**DO THIS**
In the material below, find each line holding the string "gewerblichen" and copy it.
___
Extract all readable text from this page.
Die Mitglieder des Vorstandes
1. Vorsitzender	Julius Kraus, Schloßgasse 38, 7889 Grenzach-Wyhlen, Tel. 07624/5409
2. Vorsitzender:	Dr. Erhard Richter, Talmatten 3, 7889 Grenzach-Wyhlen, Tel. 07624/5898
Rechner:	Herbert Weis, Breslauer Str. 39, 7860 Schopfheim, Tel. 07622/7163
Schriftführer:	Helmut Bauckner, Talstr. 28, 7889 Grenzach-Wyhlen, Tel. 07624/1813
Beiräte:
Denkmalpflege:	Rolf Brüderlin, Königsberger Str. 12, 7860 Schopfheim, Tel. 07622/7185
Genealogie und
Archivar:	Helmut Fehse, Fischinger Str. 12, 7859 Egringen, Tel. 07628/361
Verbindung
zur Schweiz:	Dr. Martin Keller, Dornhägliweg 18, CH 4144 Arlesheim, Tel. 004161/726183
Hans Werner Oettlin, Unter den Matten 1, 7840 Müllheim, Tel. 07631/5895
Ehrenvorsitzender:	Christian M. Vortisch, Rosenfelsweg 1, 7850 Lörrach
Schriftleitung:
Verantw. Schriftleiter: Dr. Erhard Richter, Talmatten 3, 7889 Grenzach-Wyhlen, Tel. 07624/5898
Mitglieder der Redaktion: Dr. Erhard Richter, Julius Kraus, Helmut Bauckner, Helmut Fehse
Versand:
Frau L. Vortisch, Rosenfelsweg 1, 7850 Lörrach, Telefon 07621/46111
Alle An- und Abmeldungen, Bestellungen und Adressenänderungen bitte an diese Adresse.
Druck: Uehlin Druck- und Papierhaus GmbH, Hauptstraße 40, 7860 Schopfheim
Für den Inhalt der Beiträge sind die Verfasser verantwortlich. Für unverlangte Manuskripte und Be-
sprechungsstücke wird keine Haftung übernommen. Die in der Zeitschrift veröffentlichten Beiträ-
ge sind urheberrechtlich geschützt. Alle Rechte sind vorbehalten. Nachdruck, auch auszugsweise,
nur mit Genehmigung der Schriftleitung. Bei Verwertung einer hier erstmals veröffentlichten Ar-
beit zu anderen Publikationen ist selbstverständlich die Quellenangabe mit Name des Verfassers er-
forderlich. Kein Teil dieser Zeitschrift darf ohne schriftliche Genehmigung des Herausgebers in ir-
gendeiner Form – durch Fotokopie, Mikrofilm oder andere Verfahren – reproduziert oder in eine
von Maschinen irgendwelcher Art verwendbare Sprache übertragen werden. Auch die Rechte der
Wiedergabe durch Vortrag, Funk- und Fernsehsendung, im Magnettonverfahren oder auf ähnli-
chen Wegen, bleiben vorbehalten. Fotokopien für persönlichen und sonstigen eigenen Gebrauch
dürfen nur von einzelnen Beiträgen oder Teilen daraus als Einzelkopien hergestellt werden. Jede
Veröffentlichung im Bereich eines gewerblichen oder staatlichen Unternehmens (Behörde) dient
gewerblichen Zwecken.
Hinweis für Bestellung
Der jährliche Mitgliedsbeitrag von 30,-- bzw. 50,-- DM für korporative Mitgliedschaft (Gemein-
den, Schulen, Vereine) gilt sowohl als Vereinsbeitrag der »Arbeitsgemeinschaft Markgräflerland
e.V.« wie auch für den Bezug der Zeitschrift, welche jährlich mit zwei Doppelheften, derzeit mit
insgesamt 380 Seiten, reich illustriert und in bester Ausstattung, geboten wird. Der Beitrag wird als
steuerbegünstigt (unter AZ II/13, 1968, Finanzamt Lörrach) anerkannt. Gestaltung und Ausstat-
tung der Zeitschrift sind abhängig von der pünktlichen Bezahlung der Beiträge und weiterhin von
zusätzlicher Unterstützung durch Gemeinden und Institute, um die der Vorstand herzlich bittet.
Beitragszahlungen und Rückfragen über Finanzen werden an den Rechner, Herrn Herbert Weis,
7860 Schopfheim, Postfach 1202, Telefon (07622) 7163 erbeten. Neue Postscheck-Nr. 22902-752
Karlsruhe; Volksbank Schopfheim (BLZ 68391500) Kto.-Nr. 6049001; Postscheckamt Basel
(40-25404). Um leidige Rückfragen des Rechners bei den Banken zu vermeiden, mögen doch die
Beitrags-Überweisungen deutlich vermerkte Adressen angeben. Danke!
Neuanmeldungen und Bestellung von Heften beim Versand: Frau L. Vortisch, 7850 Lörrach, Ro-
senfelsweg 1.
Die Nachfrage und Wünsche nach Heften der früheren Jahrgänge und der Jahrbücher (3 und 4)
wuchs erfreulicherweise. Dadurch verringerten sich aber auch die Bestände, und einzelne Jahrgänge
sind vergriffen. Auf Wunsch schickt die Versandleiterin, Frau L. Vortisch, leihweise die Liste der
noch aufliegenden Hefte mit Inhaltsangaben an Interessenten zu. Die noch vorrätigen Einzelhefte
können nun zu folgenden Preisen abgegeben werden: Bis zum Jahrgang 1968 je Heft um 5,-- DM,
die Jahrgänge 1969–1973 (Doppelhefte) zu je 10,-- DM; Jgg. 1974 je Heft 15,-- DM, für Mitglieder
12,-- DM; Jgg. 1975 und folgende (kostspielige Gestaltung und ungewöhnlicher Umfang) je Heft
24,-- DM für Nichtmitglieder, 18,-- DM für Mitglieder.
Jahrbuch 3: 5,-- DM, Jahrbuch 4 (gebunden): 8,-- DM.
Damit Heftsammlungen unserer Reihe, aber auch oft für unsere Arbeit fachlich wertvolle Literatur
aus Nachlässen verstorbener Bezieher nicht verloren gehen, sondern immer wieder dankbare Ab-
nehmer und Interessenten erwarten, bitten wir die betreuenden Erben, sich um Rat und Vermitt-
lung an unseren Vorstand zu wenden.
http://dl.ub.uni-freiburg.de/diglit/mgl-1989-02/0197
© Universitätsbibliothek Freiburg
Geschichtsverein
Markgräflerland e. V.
___
**FINISHED TASK**
Veröffentlichung im Bereich eines gewerblichen oder staatlichen Unternehmens (Behörde) dient
gewerblichen Zwecken.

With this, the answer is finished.